(Record list)
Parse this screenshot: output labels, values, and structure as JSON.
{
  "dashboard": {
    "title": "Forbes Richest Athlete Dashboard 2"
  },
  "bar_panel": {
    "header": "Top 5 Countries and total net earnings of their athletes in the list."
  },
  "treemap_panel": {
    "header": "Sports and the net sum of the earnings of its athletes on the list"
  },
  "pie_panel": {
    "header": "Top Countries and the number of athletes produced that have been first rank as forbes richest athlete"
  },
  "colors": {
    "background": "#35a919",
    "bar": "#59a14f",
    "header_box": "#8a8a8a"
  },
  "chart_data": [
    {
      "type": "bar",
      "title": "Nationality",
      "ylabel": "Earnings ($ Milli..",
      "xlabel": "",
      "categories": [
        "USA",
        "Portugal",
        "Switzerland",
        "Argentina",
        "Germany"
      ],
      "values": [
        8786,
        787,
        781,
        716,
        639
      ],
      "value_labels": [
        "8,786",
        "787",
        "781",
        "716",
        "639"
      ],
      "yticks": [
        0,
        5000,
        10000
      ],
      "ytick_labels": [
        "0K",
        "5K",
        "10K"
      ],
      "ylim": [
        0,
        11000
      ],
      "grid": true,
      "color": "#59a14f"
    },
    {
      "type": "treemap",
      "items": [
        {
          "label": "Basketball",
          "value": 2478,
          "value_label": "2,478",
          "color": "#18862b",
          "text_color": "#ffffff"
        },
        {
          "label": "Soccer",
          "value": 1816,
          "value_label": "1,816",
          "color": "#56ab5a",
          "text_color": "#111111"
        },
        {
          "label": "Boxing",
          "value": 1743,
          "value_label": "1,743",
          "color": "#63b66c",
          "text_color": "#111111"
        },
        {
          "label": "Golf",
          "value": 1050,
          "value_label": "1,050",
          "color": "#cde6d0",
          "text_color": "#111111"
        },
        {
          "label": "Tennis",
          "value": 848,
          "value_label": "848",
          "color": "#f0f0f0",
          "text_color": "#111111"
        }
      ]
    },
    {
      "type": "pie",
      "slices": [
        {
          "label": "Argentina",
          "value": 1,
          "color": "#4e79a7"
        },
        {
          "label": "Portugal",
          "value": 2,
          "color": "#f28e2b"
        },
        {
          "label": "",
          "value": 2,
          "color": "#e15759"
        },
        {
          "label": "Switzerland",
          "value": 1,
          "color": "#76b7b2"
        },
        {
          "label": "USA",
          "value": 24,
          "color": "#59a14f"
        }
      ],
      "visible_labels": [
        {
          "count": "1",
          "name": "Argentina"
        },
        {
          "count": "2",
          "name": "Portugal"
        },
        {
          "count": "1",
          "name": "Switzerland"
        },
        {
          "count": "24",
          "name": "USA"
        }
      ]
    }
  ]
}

(The request)
Look through the entries above. Extract each line with the word "values".

(Answer to this problem)
Parse this screenshot: output labels, values, and structure as JSON.
      "values": [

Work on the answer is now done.